The problem.
All of the data should be output character for character, except the pictures.

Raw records
____________________

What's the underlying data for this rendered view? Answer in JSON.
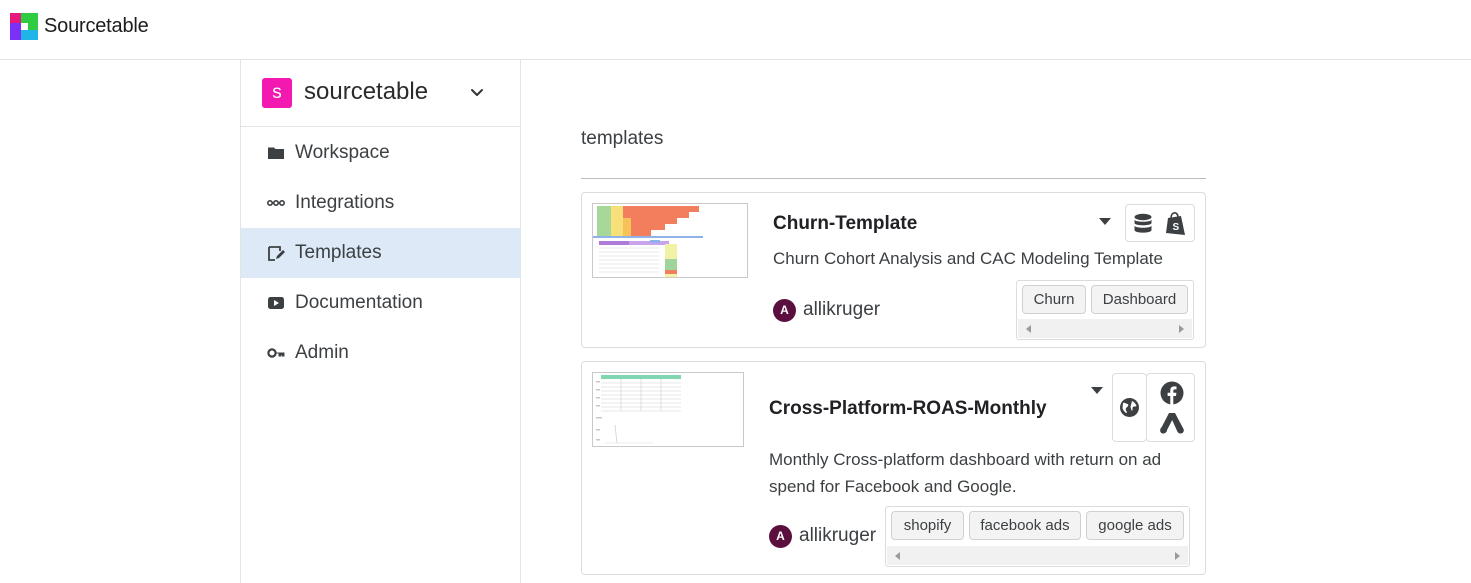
{
  "app": {
    "name": "Sourcetable"
  },
  "workspace": {
    "badge": "s",
    "name": "sourcetable"
  },
  "sidebar": {
    "items": [
      {
        "label": "Workspace",
        "icon": "folder-icon",
        "active": false
      },
      {
        "label": "Integrations",
        "icon": "integrations-icon",
        "active": false
      },
      {
        "label": "Templates",
        "icon": "template-icon",
        "active": true
      },
      {
        "label": "Documentation",
        "icon": "video-icon",
        "active": false
      },
      {
        "label": "Admin",
        "icon": "key-icon",
        "active": false
      }
    ]
  },
  "main": {
    "section_title": "templates",
    "templates": [
      {
        "title": "Churn-Template",
        "description": "Churn Cohort Analysis and CAC Modeling Template",
        "author_initial": "A",
        "author": "allikruger",
        "source_icons": [
          "database-icon",
          "shopify-icon"
        ],
        "tags": [
          "Churn",
          "Dashboard"
        ]
      },
      {
        "title": "Cross-Platform-ROAS-Monthly",
        "description": "Monthly Cross-platform dashboard with return on ad spend for Facebook and Google.",
        "author_initial": "A",
        "author": "allikruger",
        "source_icons": [
          "globe-icon",
          "facebook-icon",
          "google-ads-icon"
        ],
        "tags": [
          "shopify",
          "facebook ads",
          "google ads"
        ]
      }
    ]
  },
  "colors": {
    "accent": "#f318b0",
    "active_nav": "#dde9f6",
    "avatar": "#5b0f3f"
  }
}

____________________

Problem solution.
What's the underlying data for this rendered view? Answer in JSON.
{
  "app": {
    "name": "Sourcetable"
  },
  "workspace": {
    "badge": "s",
    "name": "sourcetable"
  },
  "sidebar": {
    "items": [
      {
        "label": "Workspace",
        "icon": "folder-icon",
        "active": false
      },
      {
        "label": "Integrations",
        "icon": "integrations-icon",
        "active": false
      },
      {
        "label": "Templates",
        "icon": "template-icon",
        "active": true
      },
      {
        "label": "Documentation",
        "icon": "video-icon",
        "active": false
      },
      {
        "label": "Admin",
        "icon": "key-icon",
        "active": false
      }
    ]
  },
  "main": {
    "section_title": "templates",
    "templates": [
      {
        "title": "Churn-Template",
        "description": "Churn Cohort Analysis and CAC Modeling Template",
        "author_initial": "A",
        "author": "allikruger",
        "source_icons": [
          "database-icon",
          "shopify-icon"
        ],
        "tags": [
          "Churn",
          "Dashboard"
        ]
      },
      {
        "title": "Cross-Platform-ROAS-Monthly",
        "description": "Monthly Cross-platform dashboard with return on ad spend for Facebook and Google.",
        "author_initial": "A",
        "author": "allikruger",
        "source_icons": [
          "globe-icon",
          "facebook-icon",
          "google-ads-icon"
        ],
        "tags": [
          "shopify",
          "facebook ads",
          "google ads"
        ]
      }
    ]
  },
  "colors": {
    "accent": "#f318b0",
    "active_nav": "#dde9f6",
    "avatar": "#5b0f3f"
  }
}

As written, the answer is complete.